> The exercise
Gather each line of the entries below that includes "Force".

===============

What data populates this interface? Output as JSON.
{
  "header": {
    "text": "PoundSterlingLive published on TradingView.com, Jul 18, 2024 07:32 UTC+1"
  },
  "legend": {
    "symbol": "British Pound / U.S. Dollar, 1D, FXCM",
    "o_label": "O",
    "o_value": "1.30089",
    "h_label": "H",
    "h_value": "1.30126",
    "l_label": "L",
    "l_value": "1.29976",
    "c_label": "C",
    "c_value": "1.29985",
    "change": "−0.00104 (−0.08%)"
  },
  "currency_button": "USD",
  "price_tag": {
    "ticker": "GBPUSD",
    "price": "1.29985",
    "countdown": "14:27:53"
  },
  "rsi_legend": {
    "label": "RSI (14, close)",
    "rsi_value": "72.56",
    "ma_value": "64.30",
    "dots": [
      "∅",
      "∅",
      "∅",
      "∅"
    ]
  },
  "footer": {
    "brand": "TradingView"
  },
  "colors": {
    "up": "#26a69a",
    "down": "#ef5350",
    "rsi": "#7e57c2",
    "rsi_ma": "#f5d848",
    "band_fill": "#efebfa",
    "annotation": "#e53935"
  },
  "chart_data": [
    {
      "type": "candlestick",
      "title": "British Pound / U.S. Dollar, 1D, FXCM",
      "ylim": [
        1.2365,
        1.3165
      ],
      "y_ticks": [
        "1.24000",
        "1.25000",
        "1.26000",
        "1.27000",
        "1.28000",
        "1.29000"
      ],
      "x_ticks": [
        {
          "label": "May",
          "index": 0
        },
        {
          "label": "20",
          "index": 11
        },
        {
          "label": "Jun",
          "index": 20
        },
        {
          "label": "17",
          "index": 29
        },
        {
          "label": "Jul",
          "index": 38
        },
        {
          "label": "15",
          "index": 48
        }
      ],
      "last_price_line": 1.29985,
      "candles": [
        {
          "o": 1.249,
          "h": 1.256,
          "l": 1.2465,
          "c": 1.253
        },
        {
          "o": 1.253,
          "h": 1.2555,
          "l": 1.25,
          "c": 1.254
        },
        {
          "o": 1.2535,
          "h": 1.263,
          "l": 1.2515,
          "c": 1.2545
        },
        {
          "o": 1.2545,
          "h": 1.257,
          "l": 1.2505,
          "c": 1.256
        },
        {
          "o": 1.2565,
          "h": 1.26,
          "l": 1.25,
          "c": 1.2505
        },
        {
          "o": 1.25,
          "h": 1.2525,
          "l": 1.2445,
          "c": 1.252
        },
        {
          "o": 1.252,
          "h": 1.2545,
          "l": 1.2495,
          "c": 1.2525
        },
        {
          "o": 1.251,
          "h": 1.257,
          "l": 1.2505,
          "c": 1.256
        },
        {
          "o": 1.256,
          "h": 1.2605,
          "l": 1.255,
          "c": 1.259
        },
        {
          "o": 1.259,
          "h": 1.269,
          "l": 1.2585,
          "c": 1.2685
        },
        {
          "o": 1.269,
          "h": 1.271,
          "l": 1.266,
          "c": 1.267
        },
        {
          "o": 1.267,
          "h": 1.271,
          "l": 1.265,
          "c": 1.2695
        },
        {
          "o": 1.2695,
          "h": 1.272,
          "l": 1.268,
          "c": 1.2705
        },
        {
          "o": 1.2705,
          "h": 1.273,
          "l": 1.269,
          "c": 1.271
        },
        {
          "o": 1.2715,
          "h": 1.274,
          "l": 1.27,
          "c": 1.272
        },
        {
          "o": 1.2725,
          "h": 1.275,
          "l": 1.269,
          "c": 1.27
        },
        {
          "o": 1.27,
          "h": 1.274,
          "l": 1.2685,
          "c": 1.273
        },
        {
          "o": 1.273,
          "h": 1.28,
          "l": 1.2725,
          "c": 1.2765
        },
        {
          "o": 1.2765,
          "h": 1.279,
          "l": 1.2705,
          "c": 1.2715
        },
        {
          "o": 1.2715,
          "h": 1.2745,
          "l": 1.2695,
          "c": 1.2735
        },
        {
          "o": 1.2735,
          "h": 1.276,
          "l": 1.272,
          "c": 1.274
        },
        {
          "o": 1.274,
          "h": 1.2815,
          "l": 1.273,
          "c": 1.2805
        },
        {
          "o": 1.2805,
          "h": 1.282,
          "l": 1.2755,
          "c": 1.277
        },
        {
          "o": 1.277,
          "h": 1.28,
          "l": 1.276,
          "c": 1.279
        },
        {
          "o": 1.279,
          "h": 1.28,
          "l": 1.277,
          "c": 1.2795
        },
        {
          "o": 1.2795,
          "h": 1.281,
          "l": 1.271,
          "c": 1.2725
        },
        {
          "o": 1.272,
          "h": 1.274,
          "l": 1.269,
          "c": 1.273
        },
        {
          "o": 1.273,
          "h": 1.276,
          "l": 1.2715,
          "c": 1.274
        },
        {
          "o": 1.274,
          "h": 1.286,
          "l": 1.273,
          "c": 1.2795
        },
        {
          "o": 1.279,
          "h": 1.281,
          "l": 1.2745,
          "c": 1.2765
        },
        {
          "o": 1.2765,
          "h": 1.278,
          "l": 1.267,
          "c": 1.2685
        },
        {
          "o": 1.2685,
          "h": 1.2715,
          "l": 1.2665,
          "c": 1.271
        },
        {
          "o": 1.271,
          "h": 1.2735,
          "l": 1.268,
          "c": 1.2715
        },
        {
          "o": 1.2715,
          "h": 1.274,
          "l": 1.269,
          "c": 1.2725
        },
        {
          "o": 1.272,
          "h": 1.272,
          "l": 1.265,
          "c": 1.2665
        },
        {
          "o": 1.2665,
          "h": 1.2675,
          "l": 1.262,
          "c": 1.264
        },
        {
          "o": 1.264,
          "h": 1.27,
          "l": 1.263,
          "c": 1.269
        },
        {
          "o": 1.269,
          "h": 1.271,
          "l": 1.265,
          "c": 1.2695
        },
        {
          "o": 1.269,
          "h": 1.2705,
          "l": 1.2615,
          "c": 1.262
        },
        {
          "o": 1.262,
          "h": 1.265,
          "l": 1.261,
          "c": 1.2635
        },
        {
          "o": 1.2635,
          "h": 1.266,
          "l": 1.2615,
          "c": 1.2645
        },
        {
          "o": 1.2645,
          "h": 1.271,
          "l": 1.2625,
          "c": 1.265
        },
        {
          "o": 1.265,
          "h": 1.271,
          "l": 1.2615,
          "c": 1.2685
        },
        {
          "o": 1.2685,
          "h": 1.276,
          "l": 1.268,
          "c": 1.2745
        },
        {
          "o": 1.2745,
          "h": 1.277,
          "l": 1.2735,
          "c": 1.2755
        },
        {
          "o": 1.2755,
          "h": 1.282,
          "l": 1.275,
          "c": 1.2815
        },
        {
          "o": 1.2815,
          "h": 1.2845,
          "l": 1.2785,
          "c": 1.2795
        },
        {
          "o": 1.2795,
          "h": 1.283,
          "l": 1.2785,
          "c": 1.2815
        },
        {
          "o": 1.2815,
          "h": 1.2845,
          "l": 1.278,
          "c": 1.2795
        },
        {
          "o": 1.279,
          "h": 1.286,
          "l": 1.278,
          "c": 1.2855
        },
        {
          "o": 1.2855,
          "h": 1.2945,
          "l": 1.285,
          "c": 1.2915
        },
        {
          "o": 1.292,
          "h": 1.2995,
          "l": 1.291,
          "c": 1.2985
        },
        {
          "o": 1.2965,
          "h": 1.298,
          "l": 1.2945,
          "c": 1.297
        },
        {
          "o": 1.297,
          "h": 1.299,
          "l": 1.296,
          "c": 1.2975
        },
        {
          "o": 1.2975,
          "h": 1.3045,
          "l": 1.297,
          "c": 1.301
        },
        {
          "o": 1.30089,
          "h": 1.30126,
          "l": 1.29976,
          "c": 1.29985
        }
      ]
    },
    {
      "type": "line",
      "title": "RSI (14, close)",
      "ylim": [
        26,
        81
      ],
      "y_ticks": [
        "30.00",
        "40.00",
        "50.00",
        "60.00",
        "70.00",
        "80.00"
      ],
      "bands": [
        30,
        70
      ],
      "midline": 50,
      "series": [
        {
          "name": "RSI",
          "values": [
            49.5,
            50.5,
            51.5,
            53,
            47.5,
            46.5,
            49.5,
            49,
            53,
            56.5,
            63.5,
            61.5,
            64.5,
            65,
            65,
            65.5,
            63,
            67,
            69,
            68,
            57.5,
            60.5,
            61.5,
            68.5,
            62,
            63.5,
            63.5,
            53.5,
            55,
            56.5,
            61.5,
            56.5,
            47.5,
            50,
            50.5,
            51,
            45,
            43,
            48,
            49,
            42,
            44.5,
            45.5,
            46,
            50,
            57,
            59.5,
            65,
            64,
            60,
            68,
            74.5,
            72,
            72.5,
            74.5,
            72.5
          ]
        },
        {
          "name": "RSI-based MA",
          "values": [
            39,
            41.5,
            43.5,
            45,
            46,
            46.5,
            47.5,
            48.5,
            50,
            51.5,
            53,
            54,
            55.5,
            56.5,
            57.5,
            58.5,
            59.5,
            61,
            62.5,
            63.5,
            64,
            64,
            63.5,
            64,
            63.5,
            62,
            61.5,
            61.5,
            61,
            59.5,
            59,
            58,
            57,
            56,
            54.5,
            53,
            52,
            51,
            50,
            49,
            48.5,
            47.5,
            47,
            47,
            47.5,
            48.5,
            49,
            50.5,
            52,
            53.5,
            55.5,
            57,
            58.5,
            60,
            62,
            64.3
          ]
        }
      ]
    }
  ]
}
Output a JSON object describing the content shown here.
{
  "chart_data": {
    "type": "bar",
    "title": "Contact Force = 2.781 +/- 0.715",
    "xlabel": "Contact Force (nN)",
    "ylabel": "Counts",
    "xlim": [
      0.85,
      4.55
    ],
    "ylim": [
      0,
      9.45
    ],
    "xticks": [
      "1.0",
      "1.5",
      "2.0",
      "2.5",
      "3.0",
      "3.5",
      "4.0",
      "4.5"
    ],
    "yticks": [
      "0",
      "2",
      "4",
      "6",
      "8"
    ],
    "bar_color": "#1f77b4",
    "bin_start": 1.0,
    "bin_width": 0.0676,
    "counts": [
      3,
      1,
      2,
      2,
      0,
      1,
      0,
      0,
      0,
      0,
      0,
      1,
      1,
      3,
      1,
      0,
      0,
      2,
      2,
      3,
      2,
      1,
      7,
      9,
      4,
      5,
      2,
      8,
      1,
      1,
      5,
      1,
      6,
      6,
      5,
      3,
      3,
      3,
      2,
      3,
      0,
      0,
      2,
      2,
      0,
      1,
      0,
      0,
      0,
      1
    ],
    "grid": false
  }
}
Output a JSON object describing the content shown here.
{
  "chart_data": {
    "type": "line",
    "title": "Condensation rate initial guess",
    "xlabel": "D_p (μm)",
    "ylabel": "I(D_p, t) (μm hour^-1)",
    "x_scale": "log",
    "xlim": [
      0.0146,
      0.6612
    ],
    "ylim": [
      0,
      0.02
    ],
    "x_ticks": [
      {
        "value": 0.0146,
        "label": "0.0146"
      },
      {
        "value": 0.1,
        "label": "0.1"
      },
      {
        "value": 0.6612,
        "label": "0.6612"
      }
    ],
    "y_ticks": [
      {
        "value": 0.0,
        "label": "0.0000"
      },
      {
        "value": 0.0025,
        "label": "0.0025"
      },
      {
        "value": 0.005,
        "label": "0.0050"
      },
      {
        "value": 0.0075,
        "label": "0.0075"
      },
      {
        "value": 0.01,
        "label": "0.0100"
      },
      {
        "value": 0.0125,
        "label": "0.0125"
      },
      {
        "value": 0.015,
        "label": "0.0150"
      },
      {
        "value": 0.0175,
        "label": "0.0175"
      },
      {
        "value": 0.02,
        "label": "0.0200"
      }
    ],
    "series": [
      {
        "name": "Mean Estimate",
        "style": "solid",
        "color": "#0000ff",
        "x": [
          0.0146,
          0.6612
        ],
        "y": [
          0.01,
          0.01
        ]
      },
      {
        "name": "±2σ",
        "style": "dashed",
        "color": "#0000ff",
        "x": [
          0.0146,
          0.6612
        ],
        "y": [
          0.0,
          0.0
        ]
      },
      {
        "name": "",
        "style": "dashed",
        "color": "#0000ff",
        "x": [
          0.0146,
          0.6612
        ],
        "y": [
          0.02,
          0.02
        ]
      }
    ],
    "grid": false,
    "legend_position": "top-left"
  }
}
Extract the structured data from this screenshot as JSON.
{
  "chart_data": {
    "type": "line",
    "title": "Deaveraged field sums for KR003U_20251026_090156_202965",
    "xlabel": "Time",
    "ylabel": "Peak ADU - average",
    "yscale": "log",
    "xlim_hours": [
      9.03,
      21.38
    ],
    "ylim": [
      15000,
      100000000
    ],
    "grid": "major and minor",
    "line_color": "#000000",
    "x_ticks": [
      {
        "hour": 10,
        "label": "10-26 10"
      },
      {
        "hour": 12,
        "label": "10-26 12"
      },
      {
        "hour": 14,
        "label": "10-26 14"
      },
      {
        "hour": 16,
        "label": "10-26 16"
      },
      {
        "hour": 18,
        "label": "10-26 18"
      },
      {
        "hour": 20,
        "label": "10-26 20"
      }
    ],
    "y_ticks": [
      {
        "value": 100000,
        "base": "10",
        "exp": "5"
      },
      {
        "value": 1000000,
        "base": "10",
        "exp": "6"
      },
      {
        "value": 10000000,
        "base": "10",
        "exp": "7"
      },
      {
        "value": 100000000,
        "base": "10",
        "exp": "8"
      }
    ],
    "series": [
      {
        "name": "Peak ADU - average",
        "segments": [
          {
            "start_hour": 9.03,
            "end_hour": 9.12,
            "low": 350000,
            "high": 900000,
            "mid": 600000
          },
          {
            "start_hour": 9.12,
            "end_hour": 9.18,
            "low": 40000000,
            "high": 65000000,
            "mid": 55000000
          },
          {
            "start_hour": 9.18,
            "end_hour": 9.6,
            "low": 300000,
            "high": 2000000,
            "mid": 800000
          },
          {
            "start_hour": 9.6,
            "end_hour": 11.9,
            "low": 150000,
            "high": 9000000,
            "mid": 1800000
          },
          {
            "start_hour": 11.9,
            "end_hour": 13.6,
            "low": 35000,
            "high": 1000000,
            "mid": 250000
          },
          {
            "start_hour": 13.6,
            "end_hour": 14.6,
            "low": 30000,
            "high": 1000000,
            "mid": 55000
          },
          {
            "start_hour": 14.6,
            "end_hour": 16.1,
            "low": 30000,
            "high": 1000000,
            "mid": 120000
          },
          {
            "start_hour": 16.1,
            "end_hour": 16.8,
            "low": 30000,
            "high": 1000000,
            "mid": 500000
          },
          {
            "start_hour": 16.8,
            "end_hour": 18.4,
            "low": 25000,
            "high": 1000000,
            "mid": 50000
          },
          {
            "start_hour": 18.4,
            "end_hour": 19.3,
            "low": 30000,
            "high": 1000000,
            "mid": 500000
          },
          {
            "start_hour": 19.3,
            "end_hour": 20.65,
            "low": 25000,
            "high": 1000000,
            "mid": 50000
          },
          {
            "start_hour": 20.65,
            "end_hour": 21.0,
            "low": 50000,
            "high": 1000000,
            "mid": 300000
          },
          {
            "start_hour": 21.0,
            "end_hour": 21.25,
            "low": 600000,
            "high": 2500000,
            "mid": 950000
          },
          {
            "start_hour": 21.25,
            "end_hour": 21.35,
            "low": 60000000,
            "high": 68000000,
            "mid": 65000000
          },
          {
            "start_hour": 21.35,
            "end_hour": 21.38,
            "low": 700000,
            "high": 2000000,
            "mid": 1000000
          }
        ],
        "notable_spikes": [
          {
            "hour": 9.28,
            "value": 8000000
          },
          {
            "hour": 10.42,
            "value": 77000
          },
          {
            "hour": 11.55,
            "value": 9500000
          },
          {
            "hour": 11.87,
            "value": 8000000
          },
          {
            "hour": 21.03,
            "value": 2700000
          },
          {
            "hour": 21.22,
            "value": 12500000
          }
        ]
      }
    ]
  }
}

===============

> Result of this exercise
    "title": "Contact Force = 2.781 +/- 0.715",
    "xlabel": "Contact Force (nN)",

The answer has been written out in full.